#### Records to use
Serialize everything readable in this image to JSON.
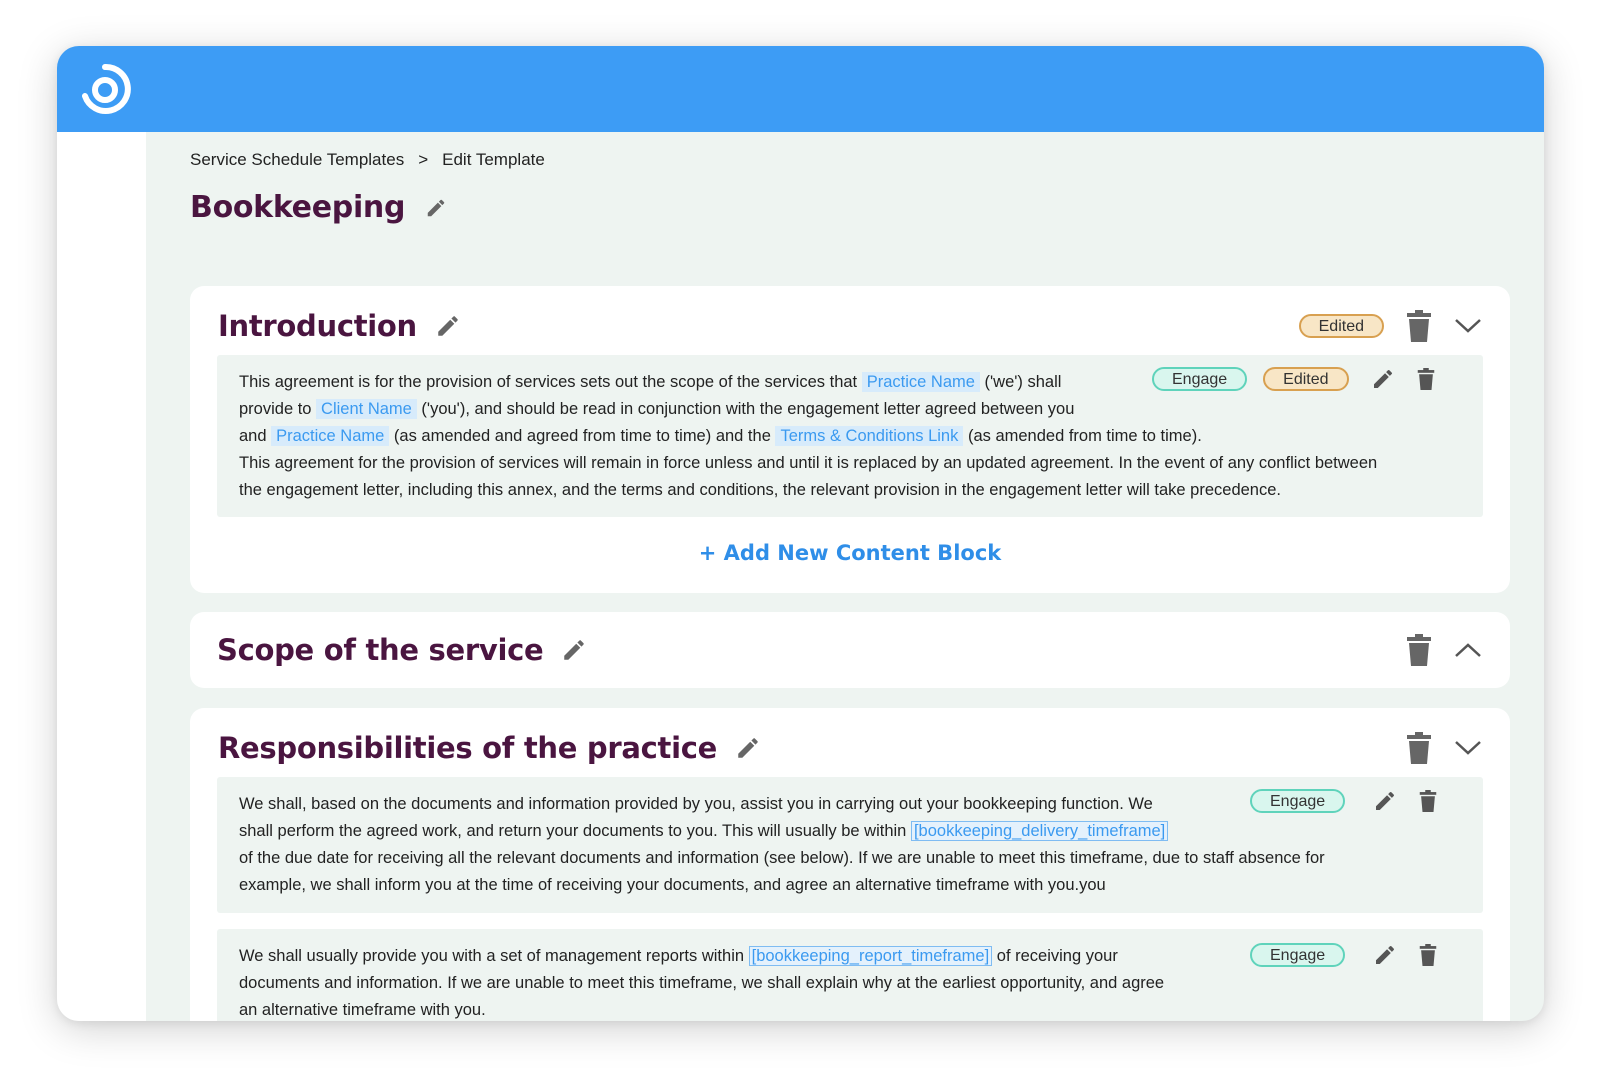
{
  "breadcrumb": {
    "items": [
      "Service Schedule Templates",
      "Edit Template"
    ],
    "separator": ">"
  },
  "page": {
    "title": "Bookkeeping"
  },
  "sections": {
    "intro": {
      "title": "Introduction",
      "badge": "Edited",
      "block": {
        "badges": [
          "Engage",
          "Edited"
        ],
        "lines": [
          [
            "This agreement is for the provision of services sets out the scope of the services that ",
            "Practice Name",
            " ('we') shall"
          ],
          [
            "provide to ",
            "Client Name",
            " ('you'), and should be read in conjunction with the engagement letter agreed between you"
          ],
          [
            "and ",
            "Practice Name",
            " (as amended and agreed from time to time) and the ",
            "Terms & Conditions Link",
            " (as amended from time to time)."
          ],
          [
            "This agreement for the provision of services will remain in force unless and until it is replaced by an updated agreement. In the event of any  conflict between"
          ],
          [
            "the engagement letter, including this annex, and the  terms and conditions, the relevant provision in the engagement letter  will take precedence."
          ]
        ]
      },
      "add_block": "+ Add New Content Block"
    },
    "scope": {
      "title": "Scope of the service"
    },
    "responsibilities": {
      "title": "Responsibilities of the practice",
      "block1": {
        "badge": "Engage",
        "line1": "We shall, based on the documents and information provided by you, assist you in carrying out your bookkeeping function. We",
        "line2_pre": "shall perform the  agreed work, and return your documents to you. This will usually be within ",
        "line2_tag": "[bookkeeping_delivery_timeframe]",
        "line3": "of the due date for receiving all the relevant documents and  information (see below). If we are unable to meet this timeframe, due to staff absence for",
        "line4": "example, we shall inform you at the time of receiving your documents, and agree an alternative timeframe with you.you"
      },
      "block2": {
        "badge": "Engage",
        "line1_pre": "We shall usually provide you with a set of management reports within ",
        "line1_tag": "[bookkeeping_report_timeframe]",
        "line1_post": " of receiving your",
        "line2": "documents and information. If we are unable to meet  this timeframe, we shall explain why at the earliest opportunity, and  agree",
        "line3": "an alternative timeframe with you."
      }
    }
  },
  "colors": {
    "topbar": "#3d9cf5",
    "heading": "#4a1540",
    "link": "#2f8ee8",
    "edited": "#d8a050",
    "engage": "#5fd3bb"
  },
  "icons": [
    "logo-icon",
    "pencil-icon",
    "trash-icon",
    "chevron-down-icon",
    "chevron-up-icon"
  ]
}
########
- **Set exercise**
Gather every line from the entries above where the word "engagement" appears, and copy them.

- **Exercise output**
            " ('you'), and should be read in conjunction with the engagement letter agreed between you"
            "the engagement letter, including this annex, and the  terms and conditions, the relevant provision in the engagement letter  will take precedence."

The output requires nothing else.